▸ DATASET:
● ● ●

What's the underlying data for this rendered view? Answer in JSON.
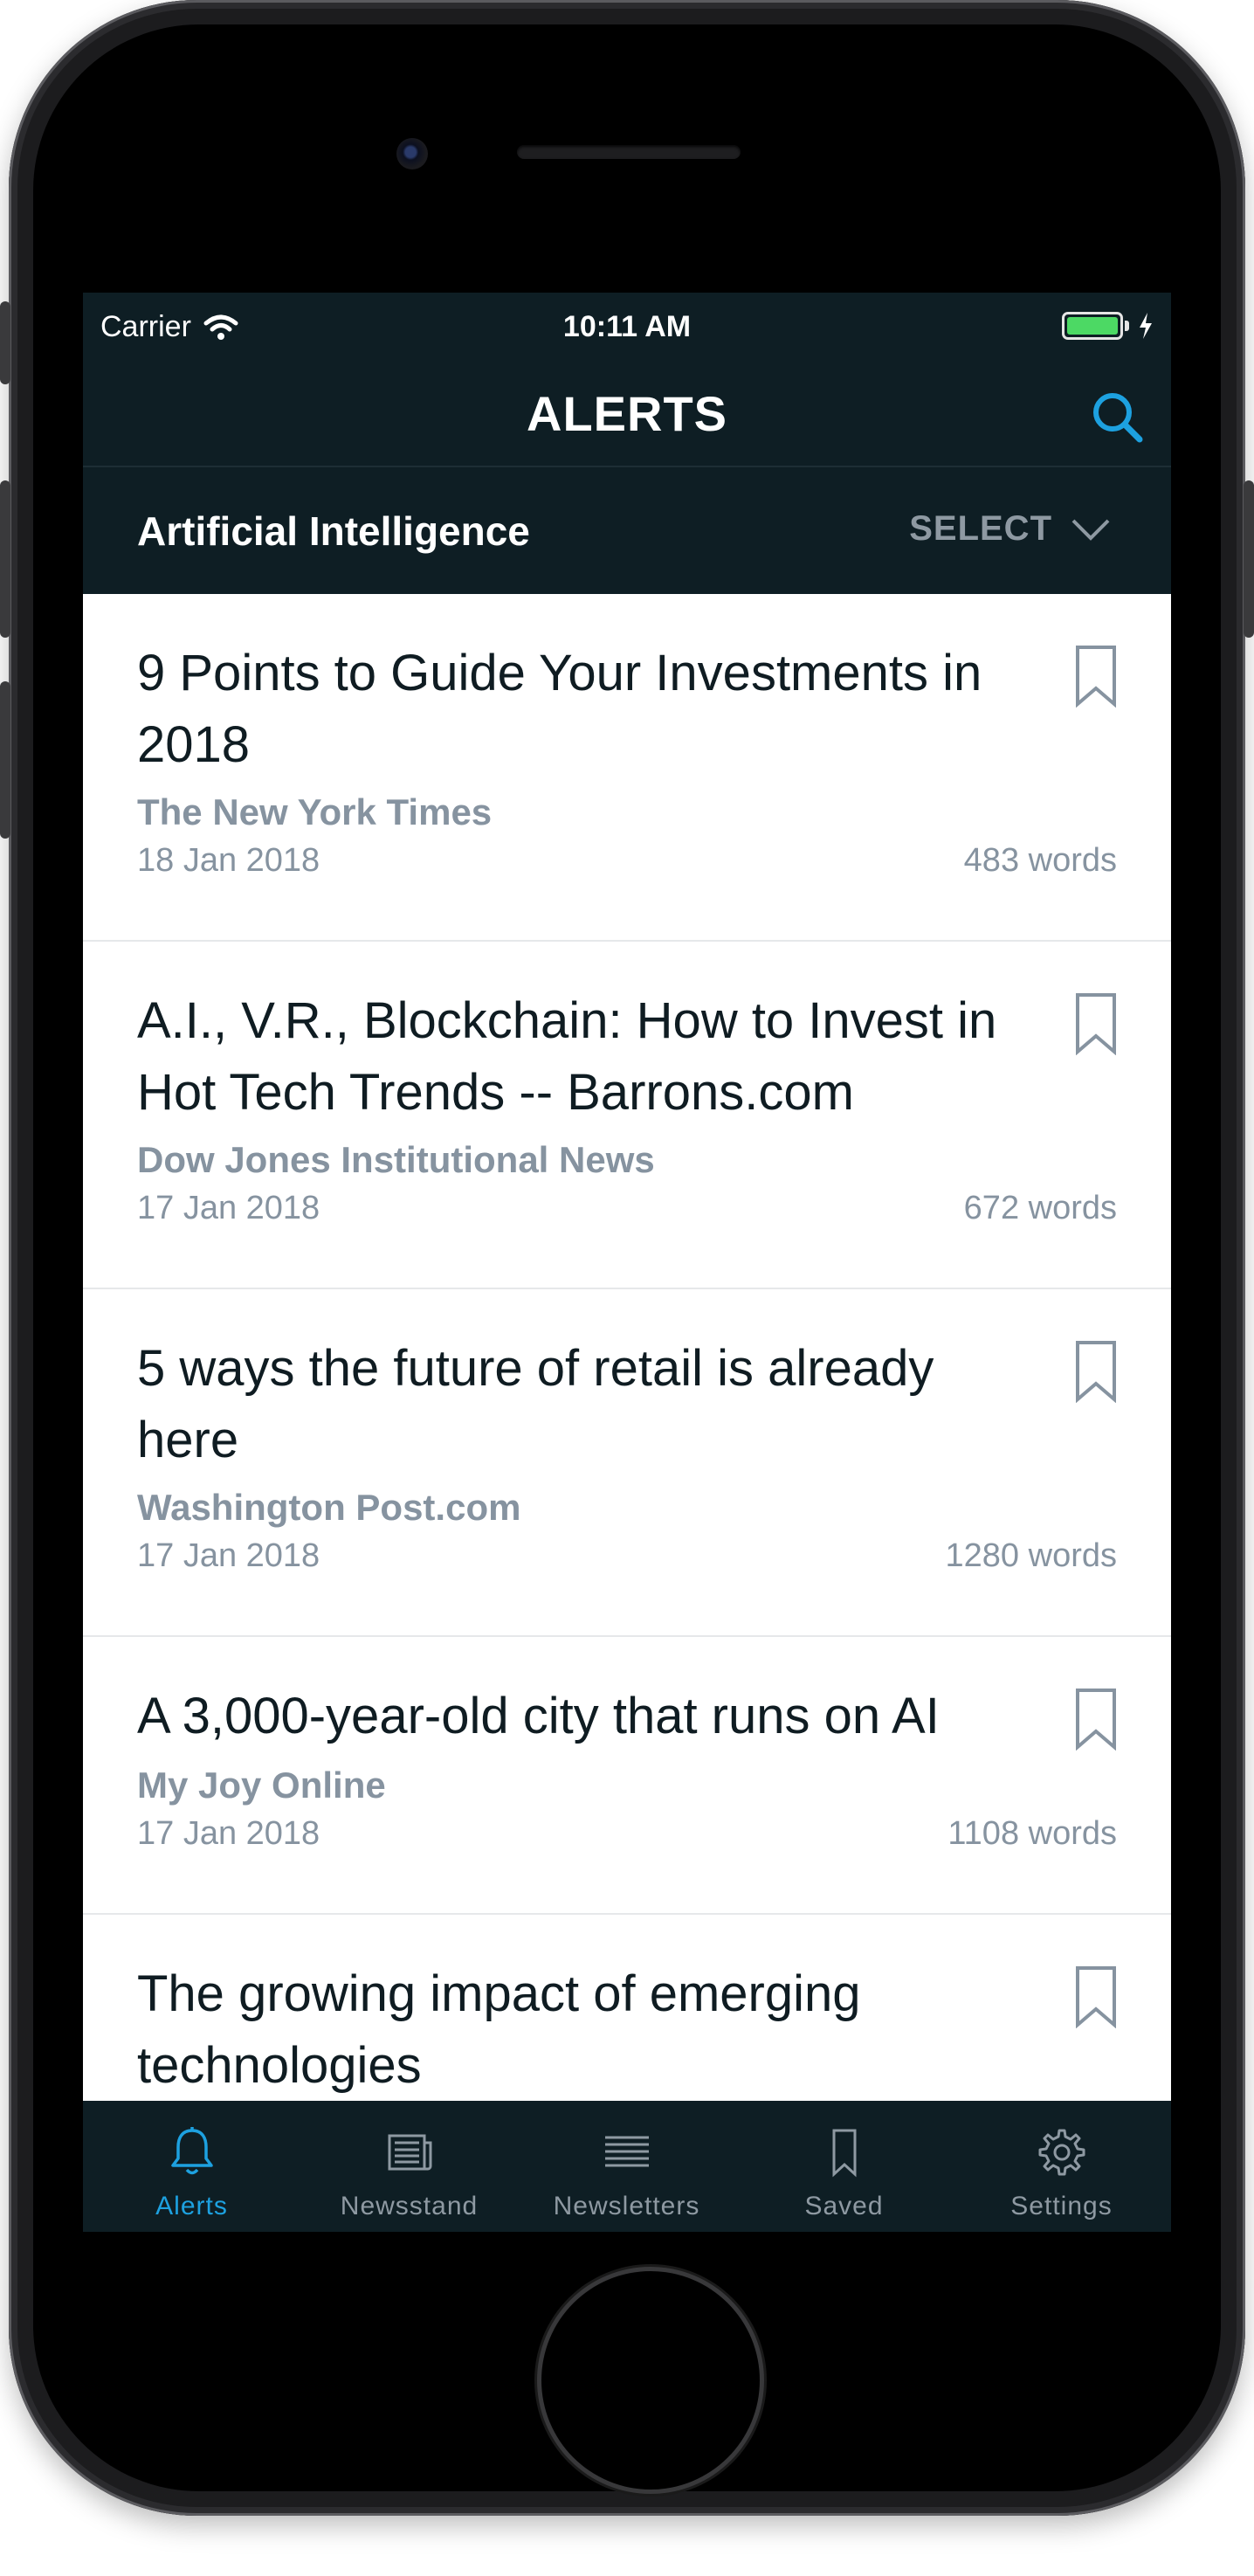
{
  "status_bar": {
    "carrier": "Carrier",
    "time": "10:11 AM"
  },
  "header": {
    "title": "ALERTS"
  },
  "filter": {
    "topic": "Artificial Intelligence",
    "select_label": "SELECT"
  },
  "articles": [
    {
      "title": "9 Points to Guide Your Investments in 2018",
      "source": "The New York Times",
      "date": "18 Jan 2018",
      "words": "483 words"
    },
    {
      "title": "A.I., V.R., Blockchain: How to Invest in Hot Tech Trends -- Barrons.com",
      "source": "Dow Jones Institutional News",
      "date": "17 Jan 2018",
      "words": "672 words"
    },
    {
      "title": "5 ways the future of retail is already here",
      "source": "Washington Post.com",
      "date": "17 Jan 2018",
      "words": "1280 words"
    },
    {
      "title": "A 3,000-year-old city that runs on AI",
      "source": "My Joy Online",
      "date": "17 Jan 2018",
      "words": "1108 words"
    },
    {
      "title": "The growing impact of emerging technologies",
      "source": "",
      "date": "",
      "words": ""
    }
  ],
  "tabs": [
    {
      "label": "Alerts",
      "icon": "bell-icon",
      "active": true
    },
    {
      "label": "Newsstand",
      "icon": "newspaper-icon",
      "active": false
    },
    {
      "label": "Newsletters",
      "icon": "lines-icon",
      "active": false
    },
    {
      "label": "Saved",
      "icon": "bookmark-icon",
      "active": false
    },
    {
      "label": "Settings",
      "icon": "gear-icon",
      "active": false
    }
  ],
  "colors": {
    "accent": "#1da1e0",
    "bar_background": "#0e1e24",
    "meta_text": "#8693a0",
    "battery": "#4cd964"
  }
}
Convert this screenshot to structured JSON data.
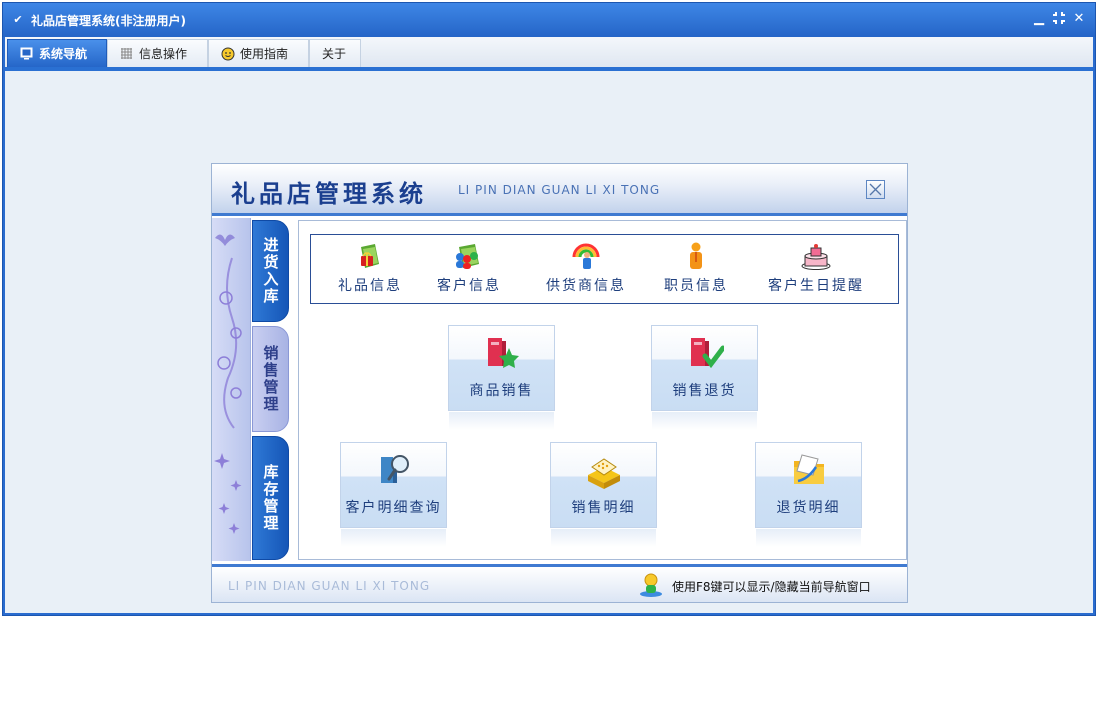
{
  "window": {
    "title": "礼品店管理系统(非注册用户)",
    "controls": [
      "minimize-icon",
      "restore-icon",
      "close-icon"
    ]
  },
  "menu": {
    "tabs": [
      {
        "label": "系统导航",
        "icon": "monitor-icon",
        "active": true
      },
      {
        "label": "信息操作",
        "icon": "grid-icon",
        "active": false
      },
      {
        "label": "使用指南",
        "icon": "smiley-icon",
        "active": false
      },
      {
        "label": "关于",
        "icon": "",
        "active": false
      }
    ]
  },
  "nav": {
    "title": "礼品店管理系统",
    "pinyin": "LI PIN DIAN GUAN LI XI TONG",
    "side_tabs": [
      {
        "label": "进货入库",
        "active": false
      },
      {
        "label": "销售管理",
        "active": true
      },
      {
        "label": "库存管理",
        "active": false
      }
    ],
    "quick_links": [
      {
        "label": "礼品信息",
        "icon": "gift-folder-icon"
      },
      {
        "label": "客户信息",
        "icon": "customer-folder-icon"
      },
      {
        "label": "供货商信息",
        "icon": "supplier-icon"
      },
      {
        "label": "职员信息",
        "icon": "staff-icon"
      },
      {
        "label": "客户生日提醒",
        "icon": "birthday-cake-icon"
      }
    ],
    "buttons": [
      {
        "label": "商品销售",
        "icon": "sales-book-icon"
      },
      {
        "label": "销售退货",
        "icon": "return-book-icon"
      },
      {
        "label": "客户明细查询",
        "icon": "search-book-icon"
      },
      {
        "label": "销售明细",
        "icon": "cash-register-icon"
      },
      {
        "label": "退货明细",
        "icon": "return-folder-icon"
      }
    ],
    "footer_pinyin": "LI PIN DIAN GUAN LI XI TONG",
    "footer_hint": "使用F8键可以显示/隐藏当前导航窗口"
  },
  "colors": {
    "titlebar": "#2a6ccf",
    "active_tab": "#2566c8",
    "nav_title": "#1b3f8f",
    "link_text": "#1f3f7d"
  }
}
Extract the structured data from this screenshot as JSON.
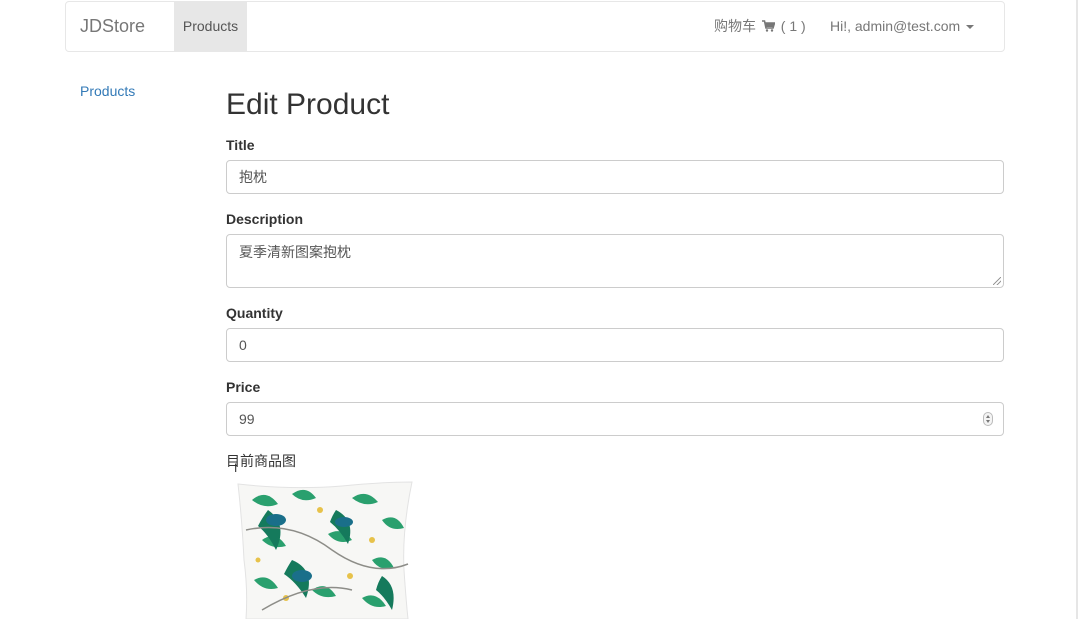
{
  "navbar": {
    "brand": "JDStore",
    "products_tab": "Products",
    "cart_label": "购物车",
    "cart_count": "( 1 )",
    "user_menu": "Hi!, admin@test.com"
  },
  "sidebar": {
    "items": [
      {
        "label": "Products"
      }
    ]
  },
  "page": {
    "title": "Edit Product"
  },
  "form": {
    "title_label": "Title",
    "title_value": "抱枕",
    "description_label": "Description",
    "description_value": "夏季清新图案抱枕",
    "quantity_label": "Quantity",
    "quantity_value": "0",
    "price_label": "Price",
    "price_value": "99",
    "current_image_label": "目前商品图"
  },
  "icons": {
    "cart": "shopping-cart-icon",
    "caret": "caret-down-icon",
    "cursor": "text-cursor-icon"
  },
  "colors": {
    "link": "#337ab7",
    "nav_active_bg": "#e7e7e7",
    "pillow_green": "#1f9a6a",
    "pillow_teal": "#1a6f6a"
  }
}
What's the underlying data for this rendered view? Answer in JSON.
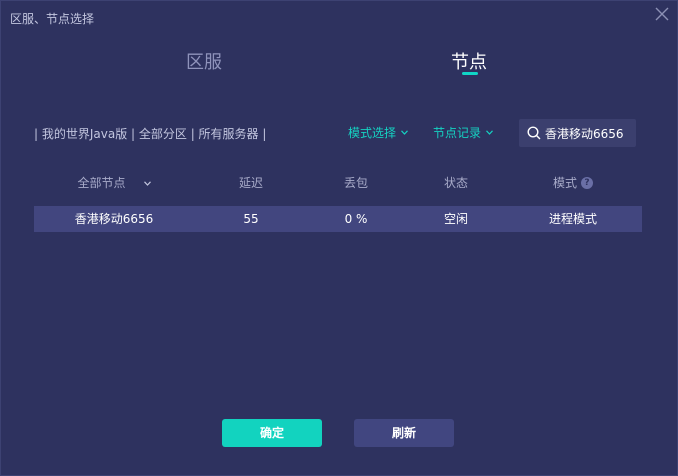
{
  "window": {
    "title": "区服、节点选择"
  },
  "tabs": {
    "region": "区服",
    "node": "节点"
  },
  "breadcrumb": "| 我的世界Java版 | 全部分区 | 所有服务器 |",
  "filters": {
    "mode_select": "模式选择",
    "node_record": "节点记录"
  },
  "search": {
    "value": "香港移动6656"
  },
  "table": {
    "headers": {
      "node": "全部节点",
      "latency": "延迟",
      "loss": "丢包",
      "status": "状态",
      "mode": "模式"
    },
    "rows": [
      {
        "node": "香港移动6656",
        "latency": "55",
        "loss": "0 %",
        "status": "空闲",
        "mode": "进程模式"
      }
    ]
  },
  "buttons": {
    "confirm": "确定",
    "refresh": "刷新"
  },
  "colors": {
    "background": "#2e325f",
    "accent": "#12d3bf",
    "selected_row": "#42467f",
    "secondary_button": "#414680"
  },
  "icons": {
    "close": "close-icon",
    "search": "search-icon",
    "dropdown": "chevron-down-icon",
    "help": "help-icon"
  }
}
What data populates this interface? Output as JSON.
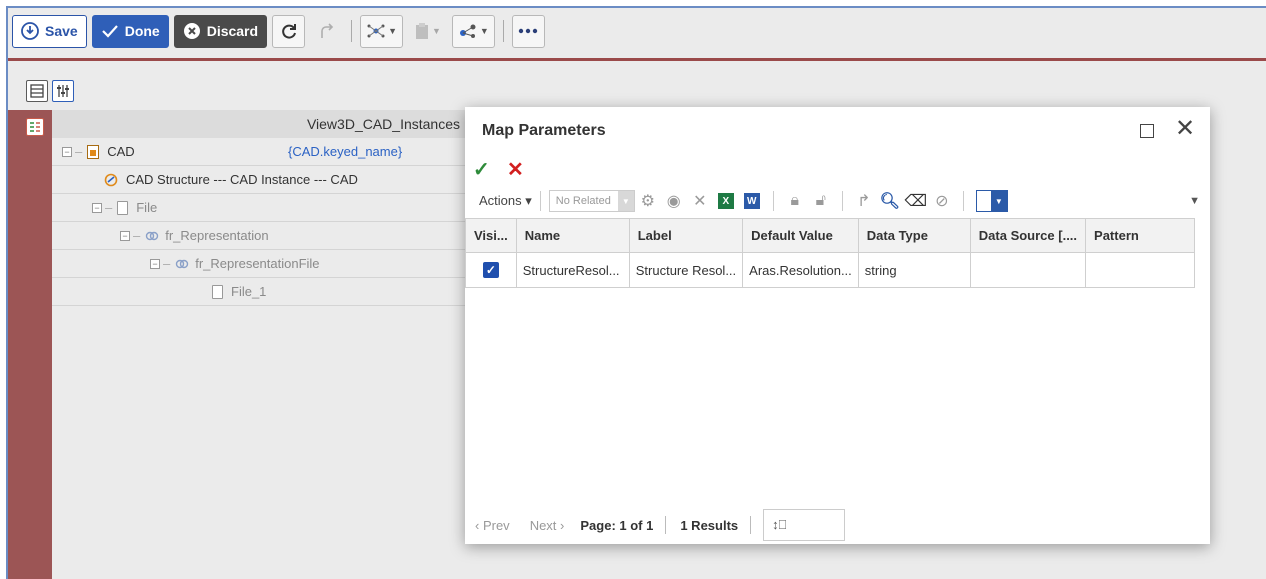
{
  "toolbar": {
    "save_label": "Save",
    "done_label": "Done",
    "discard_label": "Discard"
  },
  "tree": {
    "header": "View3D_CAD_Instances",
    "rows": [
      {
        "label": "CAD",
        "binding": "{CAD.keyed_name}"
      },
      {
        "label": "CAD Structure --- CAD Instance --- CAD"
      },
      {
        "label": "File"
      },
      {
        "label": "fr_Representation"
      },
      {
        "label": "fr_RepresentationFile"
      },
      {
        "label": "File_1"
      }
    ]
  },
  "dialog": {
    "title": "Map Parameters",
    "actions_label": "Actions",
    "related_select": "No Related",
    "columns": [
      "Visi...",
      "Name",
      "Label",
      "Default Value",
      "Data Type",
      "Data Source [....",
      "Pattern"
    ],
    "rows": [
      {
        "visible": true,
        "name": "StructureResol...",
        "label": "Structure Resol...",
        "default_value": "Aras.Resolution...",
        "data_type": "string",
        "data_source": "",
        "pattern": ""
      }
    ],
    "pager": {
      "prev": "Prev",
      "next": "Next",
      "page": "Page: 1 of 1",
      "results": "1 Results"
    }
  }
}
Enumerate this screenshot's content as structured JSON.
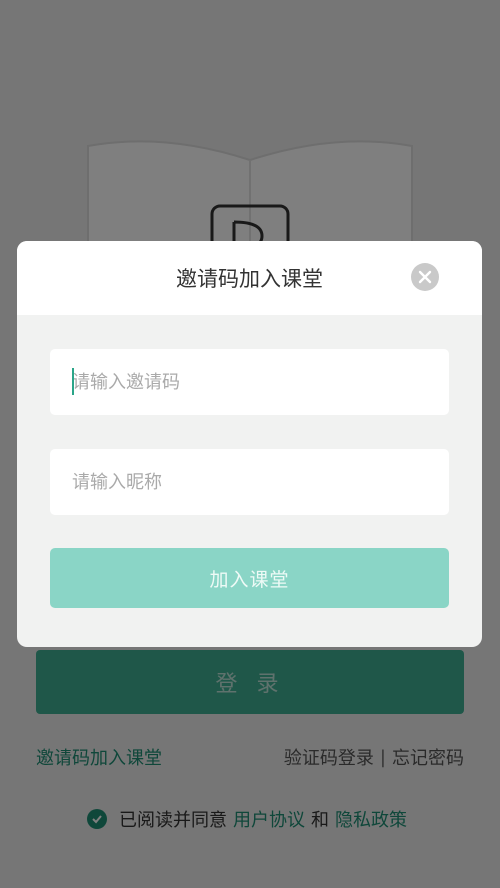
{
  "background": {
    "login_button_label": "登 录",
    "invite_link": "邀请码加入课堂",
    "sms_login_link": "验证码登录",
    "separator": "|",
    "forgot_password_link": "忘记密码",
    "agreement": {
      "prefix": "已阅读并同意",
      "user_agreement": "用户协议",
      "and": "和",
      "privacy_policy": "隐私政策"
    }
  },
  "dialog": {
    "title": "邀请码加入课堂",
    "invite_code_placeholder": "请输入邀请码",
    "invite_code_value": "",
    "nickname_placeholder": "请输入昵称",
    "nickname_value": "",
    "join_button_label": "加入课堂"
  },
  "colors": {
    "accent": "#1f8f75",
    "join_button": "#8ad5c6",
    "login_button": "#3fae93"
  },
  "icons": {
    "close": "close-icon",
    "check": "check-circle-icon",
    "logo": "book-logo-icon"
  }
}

● ● ●

▸ WORK TO BE COMPLETED:
Gather from the data above every line with the string "down".

▸ OUTPUT BELOW:
    "caret": "caret-down-icon",
    "dropdown": "chevron-down-icon",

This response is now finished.